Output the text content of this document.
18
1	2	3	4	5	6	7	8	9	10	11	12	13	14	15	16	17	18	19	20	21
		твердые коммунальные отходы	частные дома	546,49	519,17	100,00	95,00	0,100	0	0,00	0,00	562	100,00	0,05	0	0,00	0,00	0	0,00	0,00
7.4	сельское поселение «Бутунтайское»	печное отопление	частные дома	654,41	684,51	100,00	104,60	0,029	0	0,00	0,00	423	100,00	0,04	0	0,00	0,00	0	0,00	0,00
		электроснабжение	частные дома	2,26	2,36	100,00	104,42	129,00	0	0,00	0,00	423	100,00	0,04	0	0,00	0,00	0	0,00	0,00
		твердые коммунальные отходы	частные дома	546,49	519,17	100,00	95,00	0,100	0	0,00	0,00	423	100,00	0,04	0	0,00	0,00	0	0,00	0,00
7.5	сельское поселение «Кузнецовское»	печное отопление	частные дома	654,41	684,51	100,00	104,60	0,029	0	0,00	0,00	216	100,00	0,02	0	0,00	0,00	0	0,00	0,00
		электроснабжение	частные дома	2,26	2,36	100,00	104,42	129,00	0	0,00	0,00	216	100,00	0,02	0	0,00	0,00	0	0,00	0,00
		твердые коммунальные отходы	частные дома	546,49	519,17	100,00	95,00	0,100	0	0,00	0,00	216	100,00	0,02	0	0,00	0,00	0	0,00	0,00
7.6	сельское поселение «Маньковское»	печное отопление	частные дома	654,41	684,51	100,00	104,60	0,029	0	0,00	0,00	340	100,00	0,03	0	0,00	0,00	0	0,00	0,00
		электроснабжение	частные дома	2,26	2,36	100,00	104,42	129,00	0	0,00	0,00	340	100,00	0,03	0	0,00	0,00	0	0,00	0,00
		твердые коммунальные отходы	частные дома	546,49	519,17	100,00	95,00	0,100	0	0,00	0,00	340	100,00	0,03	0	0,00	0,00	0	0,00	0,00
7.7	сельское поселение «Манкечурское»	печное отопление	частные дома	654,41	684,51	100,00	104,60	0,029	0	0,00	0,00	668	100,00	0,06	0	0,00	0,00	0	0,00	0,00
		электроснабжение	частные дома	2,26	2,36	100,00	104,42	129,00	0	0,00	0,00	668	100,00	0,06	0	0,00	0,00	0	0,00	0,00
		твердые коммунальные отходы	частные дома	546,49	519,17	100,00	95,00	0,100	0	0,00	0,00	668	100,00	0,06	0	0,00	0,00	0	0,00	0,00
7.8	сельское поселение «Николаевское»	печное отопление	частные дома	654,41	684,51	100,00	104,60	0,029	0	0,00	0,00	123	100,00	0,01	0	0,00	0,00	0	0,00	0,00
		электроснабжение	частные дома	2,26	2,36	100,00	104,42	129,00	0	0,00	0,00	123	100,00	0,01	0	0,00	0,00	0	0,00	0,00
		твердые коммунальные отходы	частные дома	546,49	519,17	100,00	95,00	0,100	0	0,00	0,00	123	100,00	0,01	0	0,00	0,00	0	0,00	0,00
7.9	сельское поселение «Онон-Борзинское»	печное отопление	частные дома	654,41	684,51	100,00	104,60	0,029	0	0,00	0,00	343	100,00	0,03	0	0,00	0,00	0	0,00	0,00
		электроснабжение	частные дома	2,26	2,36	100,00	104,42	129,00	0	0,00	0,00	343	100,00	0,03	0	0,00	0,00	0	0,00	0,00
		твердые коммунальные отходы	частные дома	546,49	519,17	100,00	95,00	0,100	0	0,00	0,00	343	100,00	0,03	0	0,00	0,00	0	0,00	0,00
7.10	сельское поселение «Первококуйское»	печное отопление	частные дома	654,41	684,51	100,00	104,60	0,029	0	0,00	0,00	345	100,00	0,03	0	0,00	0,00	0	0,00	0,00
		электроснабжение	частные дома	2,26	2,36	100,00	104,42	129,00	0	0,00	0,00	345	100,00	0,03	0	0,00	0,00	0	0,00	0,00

· · ·

# EXERCISE REQUIREMENTS:
Scan the lines for the string "поселение". Pick out every line that has it.

# EXPECTED OUTPUT:
7.4	сельское поселение «Бутунтайское»	печное отопление	частные дома	654,41	684,51	100,00	104,60	0,029	0	0,00	0,00	423	100,00	0,04	0	0,00	0,00	0	0,00	0,00
7.5	сельское поселение «Кузнецовское»	печное отопление	частные дома	654,41	684,51	100,00	104,60	0,029	0	0,00	0,00	216	100,00	0,02	0	0,00	0,00	0	0,00	0,00
7.6	сельское поселение «Маньковское»	печное отопление	частные дома	654,41	684,51	100,00	104,60	0,029	0	0,00	0,00	340	100,00	0,03	0	0,00	0,00	0	0,00	0,00
7.7	сельское поселение «Манкечурское»	печное отопление	частные дома	654,41	684,51	100,00	104,60	0,029	0	0,00	0,00	668	100,00	0,06	0	0,00	0,00	0	0,00	0,00
7.8	сельское поселение «Николаевское»	печное отопление	частные дома	654,41	684,51	100,00	104,60	0,029	0	0,00	0,00	123	100,00	0,01	0	0,00	0,00	0	0,00	0,00
7.9	сельское поселение «Онон-Борзинское»	печное отопление	частные дома	654,41	684,51	100,00	104,60	0,029	0	0,00	0,00	343	100,00	0,03	0	0,00	0,00	0	0,00	0,00
7.10	сельское поселение «Первококуйское»	печное отопление	частные дома	654,41	684,51	100,00	104,60	0,029	0	0,00	0,00	345	100,00	0,03	0	0,00	0,00	0	0,00	0,00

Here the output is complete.